BEGIN Listed records

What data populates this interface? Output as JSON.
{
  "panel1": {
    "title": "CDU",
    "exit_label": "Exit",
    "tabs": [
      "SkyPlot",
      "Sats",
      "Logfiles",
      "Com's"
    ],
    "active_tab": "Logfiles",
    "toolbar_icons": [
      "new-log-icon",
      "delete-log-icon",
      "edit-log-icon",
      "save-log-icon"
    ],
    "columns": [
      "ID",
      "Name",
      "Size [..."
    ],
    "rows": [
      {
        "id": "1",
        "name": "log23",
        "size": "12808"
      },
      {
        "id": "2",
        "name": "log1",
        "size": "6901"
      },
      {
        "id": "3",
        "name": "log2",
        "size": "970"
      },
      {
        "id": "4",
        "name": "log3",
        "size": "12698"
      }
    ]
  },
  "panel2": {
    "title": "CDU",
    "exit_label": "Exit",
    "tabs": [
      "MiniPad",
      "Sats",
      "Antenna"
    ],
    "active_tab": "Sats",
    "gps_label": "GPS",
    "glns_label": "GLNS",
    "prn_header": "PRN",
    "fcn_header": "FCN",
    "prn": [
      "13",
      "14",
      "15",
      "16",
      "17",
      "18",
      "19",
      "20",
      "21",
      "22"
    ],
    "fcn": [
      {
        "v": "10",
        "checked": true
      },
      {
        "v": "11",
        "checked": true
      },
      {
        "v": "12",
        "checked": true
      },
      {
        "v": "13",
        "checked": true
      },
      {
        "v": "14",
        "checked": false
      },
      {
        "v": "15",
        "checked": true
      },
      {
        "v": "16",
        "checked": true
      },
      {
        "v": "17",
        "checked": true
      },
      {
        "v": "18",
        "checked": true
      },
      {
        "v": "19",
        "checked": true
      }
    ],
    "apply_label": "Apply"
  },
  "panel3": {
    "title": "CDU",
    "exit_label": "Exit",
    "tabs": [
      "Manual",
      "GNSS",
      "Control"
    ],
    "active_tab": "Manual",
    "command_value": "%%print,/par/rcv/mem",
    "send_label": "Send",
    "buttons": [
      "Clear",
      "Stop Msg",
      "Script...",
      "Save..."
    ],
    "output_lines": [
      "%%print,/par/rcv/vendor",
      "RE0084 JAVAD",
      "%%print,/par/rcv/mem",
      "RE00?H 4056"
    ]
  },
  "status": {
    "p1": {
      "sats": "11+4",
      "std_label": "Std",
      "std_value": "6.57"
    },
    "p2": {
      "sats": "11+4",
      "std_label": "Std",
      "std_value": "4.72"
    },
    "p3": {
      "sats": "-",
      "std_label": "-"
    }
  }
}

END Listed records

## Prompt
All of the data must be returned exactly.

## Response to the exercise
What data populates this interface? Output as JSON.
{
  "panel1": {
    "title": "CDU",
    "exit_label": "Exit",
    "tabs": [
      "SkyPlot",
      "Sats",
      "Logfiles",
      "Com's"
    ],
    "active_tab": "Logfiles",
    "toolbar_icons": [
      "new-log-icon",
      "delete-log-icon",
      "edit-log-icon",
      "save-log-icon"
    ],
    "columns": [
      "ID",
      "Name",
      "Size [..."
    ],
    "rows": [
      {
        "id": "1",
        "name": "log23",
        "size": "12808"
      },
      {
        "id": "2",
        "name": "log1",
        "size": "6901"
      },
      {
        "id": "3",
        "name": "log2",
        "size": "970"
      },
      {
        "id": "4",
        "name": "log3",
        "size": "12698"
      }
    ]
  },
  "panel2": {
    "title": "CDU",
    "exit_label": "Exit",
    "tabs": [
      "MiniPad",
      "Sats",
      "Antenna"
    ],
    "active_tab": "Sats",
    "gps_label": "GPS",
    "glns_label": "GLNS",
    "prn_header": "PRN",
    "fcn_header": "FCN",
    "prn": [
      "13",
      "14",
      "15",
      "16",
      "17",
      "18",
      "19",
      "20",
      "21",
      "22"
    ],
    "fcn": [
      {
        "v": "10",
        "checked": true
      },
      {
        "v": "11",
        "checked": true
      },
      {
        "v": "12",
        "checked": true
      },
      {
        "v": "13",
        "checked": true
      },
      {
        "v": "14",
        "checked": false
      },
      {
        "v": "15",
        "checked": true
      },
      {
        "v": "16",
        "checked": true
      },
      {
        "v": "17",
        "checked": true
      },
      {
        "v": "18",
        "checked": true
      },
      {
        "v": "19",
        "checked": true
      }
    ],
    "apply_label": "Apply"
  },
  "panel3": {
    "title": "CDU",
    "exit_label": "Exit",
    "tabs": [
      "Manual",
      "GNSS",
      "Control"
    ],
    "active_tab": "Manual",
    "command_value": "%%print,/par/rcv/mem",
    "send_label": "Send",
    "buttons": [
      "Clear",
      "Stop Msg",
      "Script...",
      "Save..."
    ],
    "output_lines": [
      "%%print,/par/rcv/vendor",
      "RE0084 JAVAD",
      "%%print,/par/rcv/mem",
      "RE00?H 4056"
    ]
  },
  "status": {
    "p1": {
      "sats": "11+4",
      "std_label": "Std",
      "std_value": "6.57"
    },
    "p2": {
      "sats": "11+4",
      "std_label": "Std",
      "std_value": "4.72"
    },
    "p3": {
      "sats": "-",
      "std_label": "-"
    }
  }
}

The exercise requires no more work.